- Directions -
Transcribe the tail of the listing: start at the line containing "Enumerate this screenshot's" and stop after the last line, keeping every character as is and adding nothing.

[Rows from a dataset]
══════

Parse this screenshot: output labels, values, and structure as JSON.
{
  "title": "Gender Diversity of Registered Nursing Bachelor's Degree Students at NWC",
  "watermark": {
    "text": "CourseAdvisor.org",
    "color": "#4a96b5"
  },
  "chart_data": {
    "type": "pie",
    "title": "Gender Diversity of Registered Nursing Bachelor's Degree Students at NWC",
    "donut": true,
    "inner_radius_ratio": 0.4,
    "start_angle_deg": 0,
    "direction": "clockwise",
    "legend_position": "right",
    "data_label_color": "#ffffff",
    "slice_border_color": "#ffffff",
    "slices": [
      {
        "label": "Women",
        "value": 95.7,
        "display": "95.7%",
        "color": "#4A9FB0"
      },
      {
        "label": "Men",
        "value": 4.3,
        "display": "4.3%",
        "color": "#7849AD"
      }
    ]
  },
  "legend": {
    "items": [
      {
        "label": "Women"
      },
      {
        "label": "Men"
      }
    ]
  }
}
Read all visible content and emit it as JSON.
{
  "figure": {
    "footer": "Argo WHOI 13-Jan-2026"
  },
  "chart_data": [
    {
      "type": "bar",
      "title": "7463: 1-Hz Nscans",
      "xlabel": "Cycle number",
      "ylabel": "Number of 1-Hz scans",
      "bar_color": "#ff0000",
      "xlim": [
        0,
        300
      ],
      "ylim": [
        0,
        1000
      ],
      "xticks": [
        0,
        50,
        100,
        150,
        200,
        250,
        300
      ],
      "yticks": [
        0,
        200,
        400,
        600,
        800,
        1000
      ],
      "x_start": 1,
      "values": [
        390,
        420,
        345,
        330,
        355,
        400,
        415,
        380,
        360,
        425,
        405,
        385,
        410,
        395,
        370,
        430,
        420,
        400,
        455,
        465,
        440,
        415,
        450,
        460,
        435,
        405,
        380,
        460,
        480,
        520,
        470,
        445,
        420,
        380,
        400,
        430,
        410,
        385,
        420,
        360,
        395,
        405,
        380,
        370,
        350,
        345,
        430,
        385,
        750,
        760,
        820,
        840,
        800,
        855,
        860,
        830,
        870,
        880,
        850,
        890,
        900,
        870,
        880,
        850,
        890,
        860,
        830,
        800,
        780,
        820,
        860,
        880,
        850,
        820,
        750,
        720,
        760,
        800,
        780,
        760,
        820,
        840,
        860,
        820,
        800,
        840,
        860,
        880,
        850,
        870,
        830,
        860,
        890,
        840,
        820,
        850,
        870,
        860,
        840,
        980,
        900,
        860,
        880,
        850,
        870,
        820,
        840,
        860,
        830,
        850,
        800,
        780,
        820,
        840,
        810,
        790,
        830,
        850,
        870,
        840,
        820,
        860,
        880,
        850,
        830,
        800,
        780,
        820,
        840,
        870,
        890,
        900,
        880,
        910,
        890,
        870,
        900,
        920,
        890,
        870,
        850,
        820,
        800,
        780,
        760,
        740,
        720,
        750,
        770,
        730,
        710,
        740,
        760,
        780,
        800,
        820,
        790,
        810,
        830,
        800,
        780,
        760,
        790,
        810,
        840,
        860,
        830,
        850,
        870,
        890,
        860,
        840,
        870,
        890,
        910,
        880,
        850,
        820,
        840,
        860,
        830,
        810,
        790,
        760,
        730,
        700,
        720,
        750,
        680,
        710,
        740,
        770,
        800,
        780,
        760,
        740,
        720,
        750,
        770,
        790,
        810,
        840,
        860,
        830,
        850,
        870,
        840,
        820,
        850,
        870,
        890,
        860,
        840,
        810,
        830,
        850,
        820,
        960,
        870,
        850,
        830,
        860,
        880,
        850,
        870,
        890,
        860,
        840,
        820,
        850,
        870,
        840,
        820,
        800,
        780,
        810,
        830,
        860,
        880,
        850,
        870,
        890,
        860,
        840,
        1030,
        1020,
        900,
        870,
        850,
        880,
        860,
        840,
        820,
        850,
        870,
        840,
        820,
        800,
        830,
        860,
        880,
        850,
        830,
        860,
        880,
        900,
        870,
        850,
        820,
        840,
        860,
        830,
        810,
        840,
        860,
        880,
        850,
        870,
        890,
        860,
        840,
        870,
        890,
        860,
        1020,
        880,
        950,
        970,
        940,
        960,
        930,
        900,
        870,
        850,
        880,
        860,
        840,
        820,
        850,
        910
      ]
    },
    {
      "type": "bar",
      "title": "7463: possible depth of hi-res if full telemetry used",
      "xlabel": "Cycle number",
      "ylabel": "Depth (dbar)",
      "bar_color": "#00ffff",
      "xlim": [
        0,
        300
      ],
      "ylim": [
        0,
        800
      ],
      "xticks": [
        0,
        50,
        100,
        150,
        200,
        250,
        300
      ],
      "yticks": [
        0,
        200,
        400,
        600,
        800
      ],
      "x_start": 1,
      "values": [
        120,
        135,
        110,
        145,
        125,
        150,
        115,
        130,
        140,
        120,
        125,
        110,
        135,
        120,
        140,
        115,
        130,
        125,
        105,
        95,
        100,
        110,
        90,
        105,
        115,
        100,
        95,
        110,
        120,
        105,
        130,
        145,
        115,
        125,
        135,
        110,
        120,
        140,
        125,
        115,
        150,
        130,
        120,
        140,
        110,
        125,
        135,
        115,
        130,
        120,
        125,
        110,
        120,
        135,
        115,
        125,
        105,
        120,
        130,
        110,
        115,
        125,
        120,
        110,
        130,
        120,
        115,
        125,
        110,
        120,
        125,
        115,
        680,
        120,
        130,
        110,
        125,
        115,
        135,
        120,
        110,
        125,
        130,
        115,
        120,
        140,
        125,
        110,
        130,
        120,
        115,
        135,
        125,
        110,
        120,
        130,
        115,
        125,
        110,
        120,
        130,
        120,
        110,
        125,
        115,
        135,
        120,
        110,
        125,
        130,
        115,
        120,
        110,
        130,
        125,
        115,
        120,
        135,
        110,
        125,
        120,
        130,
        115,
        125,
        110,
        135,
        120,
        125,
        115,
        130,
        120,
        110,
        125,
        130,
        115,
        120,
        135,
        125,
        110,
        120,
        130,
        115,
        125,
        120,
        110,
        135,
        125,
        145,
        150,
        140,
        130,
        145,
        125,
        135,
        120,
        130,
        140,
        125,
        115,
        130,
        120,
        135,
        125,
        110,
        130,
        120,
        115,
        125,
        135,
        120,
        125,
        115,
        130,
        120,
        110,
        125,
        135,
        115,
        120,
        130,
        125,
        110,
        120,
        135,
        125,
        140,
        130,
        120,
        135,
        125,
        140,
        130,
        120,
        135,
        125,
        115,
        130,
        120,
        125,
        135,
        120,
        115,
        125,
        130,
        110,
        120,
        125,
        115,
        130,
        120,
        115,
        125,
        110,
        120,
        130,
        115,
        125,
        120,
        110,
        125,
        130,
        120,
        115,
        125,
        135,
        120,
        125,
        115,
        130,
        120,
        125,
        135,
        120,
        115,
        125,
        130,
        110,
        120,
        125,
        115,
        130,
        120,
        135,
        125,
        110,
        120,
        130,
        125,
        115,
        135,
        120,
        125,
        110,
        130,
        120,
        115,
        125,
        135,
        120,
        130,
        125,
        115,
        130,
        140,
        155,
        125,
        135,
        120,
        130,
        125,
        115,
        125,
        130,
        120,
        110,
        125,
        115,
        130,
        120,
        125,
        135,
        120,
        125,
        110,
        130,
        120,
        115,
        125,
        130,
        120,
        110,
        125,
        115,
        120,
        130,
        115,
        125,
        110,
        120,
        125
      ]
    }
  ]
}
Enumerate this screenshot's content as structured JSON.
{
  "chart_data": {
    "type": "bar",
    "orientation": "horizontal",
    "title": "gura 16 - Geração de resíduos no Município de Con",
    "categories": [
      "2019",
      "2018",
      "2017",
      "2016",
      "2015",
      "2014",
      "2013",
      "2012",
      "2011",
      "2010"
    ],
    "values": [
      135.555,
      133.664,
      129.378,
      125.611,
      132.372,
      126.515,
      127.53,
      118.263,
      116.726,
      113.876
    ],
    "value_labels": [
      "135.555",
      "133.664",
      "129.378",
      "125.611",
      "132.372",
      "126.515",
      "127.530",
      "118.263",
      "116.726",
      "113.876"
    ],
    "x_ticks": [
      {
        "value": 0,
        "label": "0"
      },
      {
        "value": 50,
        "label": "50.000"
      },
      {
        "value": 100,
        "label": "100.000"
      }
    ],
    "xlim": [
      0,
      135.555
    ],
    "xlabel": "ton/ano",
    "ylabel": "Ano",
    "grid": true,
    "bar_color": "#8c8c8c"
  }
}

══════

- Final result -
Enumerate this screenshot's content as structured JSON.
{
  "chart_data": {
    "type": "bar",
    "orientation": "horizontal",
    "title": "gura 16 - Geração de resíduos no Município de Con",
    "categories": [
      "2019",
      "2018",
      "2017",
      "2016",
      "2015",
      "2014",
      "2013",
      "2012",
      "2011",
      "2010"
    ],
    "values": [
      135.555,
      133.664,
      129.378,
      125.611,
      132.372,
      126.515,
      127.53,
      118.263,
      116.726,
      113.876
    ],
    "value_labels": [
      "135.555",
      "133.664",
      "129.378",
      "125.611",
      "132.372",
      "126.515",
      "127.530",
      "118.263",
      "116.726",
      "113.876"
    ],
    "x_ticks": [
      {
        "value": 0,
        "label": "0"
      },
      {
        "value": 50,
        "label": "50.000"
      },
      {
        "value": 100,
        "label": "100.000"
      }
    ],
    "xlim": [
      0,
      135.555
    ],
    "xlabel": "ton/ano",
    "ylabel": "Ano",
    "grid": true,
    "bar_color": "#8c8c8c"
  }
}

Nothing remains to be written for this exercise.